- _Do this_: Copy the listing from its first line through the line containing "strength-bar [1155, 215, 1166, 432]", renaming each "heat-cell" to "heatmap-cell" and changing nothing else.

- _Given entries_:
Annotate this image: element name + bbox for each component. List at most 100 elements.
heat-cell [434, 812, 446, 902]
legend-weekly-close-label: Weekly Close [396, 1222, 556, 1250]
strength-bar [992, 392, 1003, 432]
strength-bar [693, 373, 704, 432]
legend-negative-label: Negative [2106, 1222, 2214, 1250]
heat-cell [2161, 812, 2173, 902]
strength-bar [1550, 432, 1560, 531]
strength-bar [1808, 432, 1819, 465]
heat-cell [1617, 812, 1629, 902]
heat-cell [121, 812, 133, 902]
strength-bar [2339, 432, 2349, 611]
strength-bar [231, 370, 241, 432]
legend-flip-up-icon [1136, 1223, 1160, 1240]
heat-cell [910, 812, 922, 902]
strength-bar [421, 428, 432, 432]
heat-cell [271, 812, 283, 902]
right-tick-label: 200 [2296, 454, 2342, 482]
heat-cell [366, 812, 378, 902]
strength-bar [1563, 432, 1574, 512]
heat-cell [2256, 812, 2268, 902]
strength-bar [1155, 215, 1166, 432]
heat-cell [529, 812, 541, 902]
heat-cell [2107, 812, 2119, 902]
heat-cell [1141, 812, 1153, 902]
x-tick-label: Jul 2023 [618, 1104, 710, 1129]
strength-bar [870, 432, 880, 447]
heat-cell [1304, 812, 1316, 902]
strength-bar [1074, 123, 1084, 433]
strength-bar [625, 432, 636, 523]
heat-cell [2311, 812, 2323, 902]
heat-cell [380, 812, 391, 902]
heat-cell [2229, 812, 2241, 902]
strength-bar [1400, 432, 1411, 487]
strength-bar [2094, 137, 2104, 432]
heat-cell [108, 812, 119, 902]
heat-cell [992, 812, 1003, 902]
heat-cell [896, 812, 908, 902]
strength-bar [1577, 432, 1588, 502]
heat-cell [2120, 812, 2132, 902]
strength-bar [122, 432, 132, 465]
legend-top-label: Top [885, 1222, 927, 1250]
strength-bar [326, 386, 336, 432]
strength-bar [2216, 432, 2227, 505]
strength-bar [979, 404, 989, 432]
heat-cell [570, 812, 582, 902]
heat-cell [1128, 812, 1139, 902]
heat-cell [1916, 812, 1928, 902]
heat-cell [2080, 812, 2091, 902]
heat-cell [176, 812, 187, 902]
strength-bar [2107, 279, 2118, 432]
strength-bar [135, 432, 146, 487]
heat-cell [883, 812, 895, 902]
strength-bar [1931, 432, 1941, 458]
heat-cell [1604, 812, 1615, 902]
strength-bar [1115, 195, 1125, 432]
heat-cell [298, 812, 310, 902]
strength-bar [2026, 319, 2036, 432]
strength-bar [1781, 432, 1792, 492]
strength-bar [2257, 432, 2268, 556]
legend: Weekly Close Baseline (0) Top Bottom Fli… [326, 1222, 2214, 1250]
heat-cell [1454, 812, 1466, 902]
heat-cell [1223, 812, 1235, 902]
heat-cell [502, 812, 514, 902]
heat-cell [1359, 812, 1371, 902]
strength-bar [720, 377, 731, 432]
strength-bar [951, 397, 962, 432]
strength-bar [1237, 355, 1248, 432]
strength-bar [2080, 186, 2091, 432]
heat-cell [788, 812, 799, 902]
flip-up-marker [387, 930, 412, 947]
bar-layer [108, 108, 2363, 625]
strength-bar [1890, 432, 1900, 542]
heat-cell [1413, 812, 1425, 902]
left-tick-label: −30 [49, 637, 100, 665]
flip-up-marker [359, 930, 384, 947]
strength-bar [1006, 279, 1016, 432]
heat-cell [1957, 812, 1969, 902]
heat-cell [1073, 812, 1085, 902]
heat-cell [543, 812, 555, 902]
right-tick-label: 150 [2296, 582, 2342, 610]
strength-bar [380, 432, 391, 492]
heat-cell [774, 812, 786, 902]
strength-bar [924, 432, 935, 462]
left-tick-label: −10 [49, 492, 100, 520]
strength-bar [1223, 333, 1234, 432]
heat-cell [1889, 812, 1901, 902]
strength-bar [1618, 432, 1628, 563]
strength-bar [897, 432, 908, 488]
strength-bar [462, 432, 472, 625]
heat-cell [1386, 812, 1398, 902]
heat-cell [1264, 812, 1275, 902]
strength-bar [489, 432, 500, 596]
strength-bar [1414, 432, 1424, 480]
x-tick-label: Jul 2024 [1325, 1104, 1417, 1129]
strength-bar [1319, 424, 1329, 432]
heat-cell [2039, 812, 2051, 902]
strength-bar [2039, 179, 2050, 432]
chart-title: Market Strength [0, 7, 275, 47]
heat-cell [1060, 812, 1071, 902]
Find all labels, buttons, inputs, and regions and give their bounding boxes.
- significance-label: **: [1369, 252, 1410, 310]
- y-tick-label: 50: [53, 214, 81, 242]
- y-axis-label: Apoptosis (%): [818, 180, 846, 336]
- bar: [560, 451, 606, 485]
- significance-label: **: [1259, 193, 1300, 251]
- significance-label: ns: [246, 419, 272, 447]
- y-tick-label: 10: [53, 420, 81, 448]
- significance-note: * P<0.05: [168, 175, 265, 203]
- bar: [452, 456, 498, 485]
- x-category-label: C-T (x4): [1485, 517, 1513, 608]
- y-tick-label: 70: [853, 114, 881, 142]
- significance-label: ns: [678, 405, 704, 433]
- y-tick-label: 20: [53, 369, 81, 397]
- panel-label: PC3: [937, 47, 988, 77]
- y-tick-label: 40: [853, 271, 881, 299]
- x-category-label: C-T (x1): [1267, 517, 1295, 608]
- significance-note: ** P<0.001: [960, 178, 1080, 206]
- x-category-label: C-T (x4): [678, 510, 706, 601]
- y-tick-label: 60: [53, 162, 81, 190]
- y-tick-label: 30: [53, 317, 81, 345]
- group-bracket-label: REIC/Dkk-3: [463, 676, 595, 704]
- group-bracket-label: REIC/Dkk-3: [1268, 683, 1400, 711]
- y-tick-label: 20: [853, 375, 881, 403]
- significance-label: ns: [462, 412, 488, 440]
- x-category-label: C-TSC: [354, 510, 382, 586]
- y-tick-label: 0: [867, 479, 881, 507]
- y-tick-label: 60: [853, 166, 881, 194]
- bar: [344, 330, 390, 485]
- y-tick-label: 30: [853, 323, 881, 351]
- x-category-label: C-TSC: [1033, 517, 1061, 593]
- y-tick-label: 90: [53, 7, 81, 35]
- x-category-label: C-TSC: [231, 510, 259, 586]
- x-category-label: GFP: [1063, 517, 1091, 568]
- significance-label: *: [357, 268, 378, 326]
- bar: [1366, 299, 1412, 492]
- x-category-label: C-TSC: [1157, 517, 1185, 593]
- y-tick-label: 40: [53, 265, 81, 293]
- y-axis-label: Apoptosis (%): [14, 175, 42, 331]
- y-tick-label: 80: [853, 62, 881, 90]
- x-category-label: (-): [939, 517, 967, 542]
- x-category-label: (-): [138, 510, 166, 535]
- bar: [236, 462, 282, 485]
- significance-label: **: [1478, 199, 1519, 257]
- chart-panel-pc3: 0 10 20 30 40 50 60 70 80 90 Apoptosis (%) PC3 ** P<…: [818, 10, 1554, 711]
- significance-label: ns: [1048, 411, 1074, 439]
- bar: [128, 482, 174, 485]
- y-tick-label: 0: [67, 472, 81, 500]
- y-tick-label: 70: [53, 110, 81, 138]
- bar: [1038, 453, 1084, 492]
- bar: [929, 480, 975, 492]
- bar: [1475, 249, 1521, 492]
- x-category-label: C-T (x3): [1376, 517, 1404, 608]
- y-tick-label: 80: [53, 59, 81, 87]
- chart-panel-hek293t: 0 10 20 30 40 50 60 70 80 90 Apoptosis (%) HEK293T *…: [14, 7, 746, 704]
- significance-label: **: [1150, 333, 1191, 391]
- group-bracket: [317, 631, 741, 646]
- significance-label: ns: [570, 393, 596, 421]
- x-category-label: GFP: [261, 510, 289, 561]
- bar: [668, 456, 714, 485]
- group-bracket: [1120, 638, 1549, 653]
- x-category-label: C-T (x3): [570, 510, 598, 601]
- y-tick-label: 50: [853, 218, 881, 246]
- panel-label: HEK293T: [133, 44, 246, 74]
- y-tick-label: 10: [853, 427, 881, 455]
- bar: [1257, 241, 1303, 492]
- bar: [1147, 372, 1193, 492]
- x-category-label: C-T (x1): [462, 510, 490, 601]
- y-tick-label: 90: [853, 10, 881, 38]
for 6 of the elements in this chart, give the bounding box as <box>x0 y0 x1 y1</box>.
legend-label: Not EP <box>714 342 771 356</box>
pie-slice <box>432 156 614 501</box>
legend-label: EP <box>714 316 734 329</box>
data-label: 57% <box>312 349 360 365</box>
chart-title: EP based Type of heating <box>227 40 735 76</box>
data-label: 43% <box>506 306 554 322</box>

- _Solved problem_:
Annotate this image: element name + bbox for each component. List at most 100 elements.
heatmap-cell [434, 812, 446, 902]
legend-weekly-close-label: Weekly Close [396, 1222, 556, 1250]
strength-bar [992, 392, 1003, 432]
strength-bar [693, 373, 704, 432]
legend-negative-label: Negative [2106, 1222, 2214, 1250]
heatmap-cell [2161, 812, 2173, 902]
strength-bar [1550, 432, 1560, 531]
strength-bar [1808, 432, 1819, 465]
heatmap-cell [1617, 812, 1629, 902]
heatmap-cell [121, 812, 133, 902]
strength-bar [2339, 432, 2349, 611]
strength-bar [231, 370, 241, 432]
legend-flip-up-icon [1136, 1223, 1160, 1240]
heatmap-cell [910, 812, 922, 902]
strength-bar [421, 428, 432, 432]
heatmap-cell [271, 812, 283, 902]
right-tick-label: 200 [2296, 454, 2342, 482]
heatmap-cell [366, 812, 378, 902]
strength-bar [1563, 432, 1574, 512]
heatmap-cell [2256, 812, 2268, 902]
strength-bar [1155, 215, 1166, 432]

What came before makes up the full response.